Given problem
Copy out all the records, word for word.

Listed entries

::::::

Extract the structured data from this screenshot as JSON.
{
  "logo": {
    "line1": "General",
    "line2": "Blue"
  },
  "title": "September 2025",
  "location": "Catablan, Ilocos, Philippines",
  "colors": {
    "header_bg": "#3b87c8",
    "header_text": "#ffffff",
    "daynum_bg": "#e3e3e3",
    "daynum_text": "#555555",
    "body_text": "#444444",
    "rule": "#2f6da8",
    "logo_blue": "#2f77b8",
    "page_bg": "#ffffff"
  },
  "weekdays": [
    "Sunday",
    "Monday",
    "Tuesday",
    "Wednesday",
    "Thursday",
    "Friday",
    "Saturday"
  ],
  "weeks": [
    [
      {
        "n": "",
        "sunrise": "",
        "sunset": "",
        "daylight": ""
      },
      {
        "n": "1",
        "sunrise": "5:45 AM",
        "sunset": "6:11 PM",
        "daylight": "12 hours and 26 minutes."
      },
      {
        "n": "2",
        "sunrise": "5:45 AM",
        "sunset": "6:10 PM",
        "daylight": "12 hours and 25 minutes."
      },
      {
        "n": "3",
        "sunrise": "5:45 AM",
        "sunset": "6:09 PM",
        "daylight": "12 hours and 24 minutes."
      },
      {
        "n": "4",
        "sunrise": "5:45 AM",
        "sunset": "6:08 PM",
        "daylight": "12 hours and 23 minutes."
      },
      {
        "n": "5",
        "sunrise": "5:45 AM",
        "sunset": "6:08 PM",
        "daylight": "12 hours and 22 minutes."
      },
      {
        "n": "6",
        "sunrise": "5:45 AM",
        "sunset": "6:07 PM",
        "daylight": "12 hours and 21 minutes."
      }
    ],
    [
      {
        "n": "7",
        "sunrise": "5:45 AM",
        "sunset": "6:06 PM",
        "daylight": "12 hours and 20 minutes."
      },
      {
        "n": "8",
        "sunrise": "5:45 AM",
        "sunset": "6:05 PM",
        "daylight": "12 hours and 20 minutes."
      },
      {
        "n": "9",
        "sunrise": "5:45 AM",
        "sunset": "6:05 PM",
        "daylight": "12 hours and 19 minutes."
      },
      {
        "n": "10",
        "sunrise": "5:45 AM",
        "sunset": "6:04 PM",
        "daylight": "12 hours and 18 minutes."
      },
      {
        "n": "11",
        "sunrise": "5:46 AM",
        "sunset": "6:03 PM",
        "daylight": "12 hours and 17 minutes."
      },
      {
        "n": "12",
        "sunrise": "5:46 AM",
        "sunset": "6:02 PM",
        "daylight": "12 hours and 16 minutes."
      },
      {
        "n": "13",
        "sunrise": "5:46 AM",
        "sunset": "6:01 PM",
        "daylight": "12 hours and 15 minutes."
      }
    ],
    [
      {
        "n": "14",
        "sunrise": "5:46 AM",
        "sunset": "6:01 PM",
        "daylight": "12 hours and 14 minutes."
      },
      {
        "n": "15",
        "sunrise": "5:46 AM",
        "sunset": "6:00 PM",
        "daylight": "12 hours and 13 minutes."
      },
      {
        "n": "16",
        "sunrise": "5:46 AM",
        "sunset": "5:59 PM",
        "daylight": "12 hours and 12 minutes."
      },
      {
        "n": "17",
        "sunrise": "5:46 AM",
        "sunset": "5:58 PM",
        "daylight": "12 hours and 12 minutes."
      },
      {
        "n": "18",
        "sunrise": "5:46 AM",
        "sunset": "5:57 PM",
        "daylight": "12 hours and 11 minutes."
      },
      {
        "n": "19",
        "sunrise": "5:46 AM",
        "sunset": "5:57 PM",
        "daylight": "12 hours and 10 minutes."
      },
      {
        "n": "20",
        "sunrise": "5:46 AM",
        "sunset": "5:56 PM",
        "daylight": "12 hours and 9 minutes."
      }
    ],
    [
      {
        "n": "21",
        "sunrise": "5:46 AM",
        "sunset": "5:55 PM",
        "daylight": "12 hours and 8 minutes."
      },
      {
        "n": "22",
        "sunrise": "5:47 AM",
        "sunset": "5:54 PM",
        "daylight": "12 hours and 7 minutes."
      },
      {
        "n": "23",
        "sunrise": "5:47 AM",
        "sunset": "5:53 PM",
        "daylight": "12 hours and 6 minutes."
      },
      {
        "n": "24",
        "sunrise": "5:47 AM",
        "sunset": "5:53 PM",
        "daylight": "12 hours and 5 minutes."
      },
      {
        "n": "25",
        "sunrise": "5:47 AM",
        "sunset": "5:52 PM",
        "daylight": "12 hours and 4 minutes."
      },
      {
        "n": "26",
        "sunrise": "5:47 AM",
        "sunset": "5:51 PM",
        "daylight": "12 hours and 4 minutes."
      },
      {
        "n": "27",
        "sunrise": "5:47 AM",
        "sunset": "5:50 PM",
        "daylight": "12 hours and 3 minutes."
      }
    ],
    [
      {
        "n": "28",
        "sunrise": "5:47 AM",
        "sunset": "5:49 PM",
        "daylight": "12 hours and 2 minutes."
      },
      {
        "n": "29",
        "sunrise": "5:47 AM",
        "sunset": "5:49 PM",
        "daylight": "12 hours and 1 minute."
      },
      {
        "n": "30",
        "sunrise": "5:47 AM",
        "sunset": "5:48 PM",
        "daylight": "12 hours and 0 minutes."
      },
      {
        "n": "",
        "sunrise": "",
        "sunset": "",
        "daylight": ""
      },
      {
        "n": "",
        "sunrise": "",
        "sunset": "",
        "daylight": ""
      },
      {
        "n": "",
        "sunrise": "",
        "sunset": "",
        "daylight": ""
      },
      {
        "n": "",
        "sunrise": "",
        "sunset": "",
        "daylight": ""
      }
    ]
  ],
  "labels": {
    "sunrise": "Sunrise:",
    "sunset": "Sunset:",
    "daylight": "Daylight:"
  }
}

::::::

Output of the exercise
Extract the structured data from this screenshot as JSON.
{
  "logo": {
    "line1": "General",
    "line2": "Blue"
  },
  "title": "September 2025",
  "location": "Catablan, Ilocos, Philippines",
  "colors": {
    "header_bg": "#3b87c8",
    "header_text": "#ffffff",
    "daynum_bg": "#e3e3e3",
    "daynum_text": "#555555",
    "body_text": "#444444",
    "rule": "#2f6da8",
    "logo_blue": "#2f77b8",
    "page_bg": "#ffffff"
  },
  "weekdays": [
    "Sunday",
    "Monday",
    "Tuesday",
    "Wednesday",
    "Thursday",
    "Friday",
    "Saturday"
  ],
  "weeks": [
    [
      {
        "n": "",
        "sunrise": "",
        "sunset": "",
        "daylight": ""
      },
      {
        "n": "1",
        "sunrise": "5:45 AM",
        "sunset": "6:11 PM",
        "daylight": "12 hours and 26 minutes."
      },
      {
        "n": "2",
        "sunrise": "5:45 AM",
        "sunset": "6:10 PM",
        "daylight": "12 hours and 25 minutes."
      },
      {
        "n": "3",
        "sunrise": "5:45 AM",
        "sunset": "6:09 PM",
        "daylight": "12 hours and 24 minutes."
      },
      {
        "n": "4",
        "sunrise": "5:45 AM",
        "sunset": "6:08 PM",
        "daylight": "12 hours and 23 minutes."
      },
      {
        "n": "5",
        "sunrise": "5:45 AM",
        "sunset": "6:08 PM",
        "daylight": "12 hours and 22 minutes."
      },
      {
        "n": "6",
        "sunrise": "5:45 AM",
        "sunset": "6:07 PM",
        "daylight": "12 hours and 21 minutes."
      }
    ],
    [
      {
        "n": "7",
        "sunrise": "5:45 AM",
        "sunset": "6:06 PM",
        "daylight": "12 hours and 20 minutes."
      },
      {
        "n": "8",
        "sunrise": "5:45 AM",
        "sunset": "6:05 PM",
        "daylight": "12 hours and 20 minutes."
      },
      {
        "n": "9",
        "sunrise": "5:45 AM",
        "sunset": "6:05 PM",
        "daylight": "12 hours and 19 minutes."
      },
      {
        "n": "10",
        "sunrise": "5:45 AM",
        "sunset": "6:04 PM",
        "daylight": "12 hours and 18 minutes."
      },
      {
        "n": "11",
        "sunrise": "5:46 AM",
        "sunset": "6:03 PM",
        "daylight": "12 hours and 17 minutes."
      },
      {
        "n": "12",
        "sunrise": "5:46 AM",
        "sunset": "6:02 PM",
        "daylight": "12 hours and 16 minutes."
      },
      {
        "n": "13",
        "sunrise": "5:46 AM",
        "sunset": "6:01 PM",
        "daylight": "12 hours and 15 minutes."
      }
    ],
    [
      {
        "n": "14",
        "sunrise": "5:46 AM",
        "sunset": "6:01 PM",
        "daylight": "12 hours and 14 minutes."
      },
      {
        "n": "15",
        "sunrise": "5:46 AM",
        "sunset": "6:00 PM",
        "daylight": "12 hours and 13 minutes."
      },
      {
        "n": "16",
        "sunrise": "5:46 AM",
        "sunset": "5:59 PM",
        "daylight": "12 hours and 12 minutes."
      },
      {
        "n": "17",
        "sunrise": "5:46 AM",
        "sunset": "5:58 PM",
        "daylight": "12 hours and 12 minutes."
      },
      {
        "n": "18",
        "sunrise": "5:46 AM",
        "sunset": "5:57 PM",
        "daylight": "12 hours and 11 minutes."
      },
      {
        "n": "19",
        "sunrise": "5:46 AM",
        "sunset": "5:57 PM",
        "daylight": "12 hours and 10 minutes."
      },
      {
        "n": "20",
        "sunrise": "5:46 AM",
        "sunset": "5:56 PM",
        "daylight": "12 hours and 9 minutes."
      }
    ],
    [
      {
        "n": "21",
        "sunrise": "5:46 AM",
        "sunset": "5:55 PM",
        "daylight": "12 hours and 8 minutes."
      },
      {
        "n": "22",
        "sunrise": "5:47 AM",
        "sunset": "5:54 PM",
        "daylight": "12 hours and 7 minutes."
      },
      {
        "n": "23",
        "sunrise": "5:47 AM",
        "sunset": "5:53 PM",
        "daylight": "12 hours and 6 minutes."
      },
      {
        "n": "24",
        "sunrise": "5:47 AM",
        "sunset": "5:53 PM",
        "daylight": "12 hours and 5 minutes."
      },
      {
        "n": "25",
        "sunrise": "5:47 AM",
        "sunset": "5:52 PM",
        "daylight": "12 hours and 4 minutes."
      },
      {
        "n": "26",
        "sunrise": "5:47 AM",
        "sunset": "5:51 PM",
        "daylight": "12 hours and 4 minutes."
      },
      {
        "n": "27",
        "sunrise": "5:47 AM",
        "sunset": "5:50 PM",
        "daylight": "12 hours and 3 minutes."
      }
    ],
    [
      {
        "n": "28",
        "sunrise": "5:47 AM",
        "sunset": "5:49 PM",
        "daylight": "12 hours and 2 minutes."
      },
      {
        "n": "29",
        "sunrise": "5:47 AM",
        "sunset": "5:49 PM",
        "daylight": "12 hours and 1 minute."
      },
      {
        "n": "30",
        "sunrise": "5:47 AM",
        "sunset": "5:48 PM",
        "daylight": "12 hours and 0 minutes."
      },
      {
        "n": "",
        "sunrise": "",
        "sunset": "",
        "daylight": ""
      },
      {
        "n": "",
        "sunrise": "",
        "sunset": "",
        "daylight": ""
      },
      {
        "n": "",
        "sunrise": "",
        "sunset": "",
        "daylight": ""
      },
      {
        "n": "",
        "sunrise": "",
        "sunset": "",
        "daylight": ""
      }
    ]
  ],
  "labels": {
    "sunrise": "Sunrise:",
    "sunset": "Sunset:",
    "daylight": "Daylight:"
  }
}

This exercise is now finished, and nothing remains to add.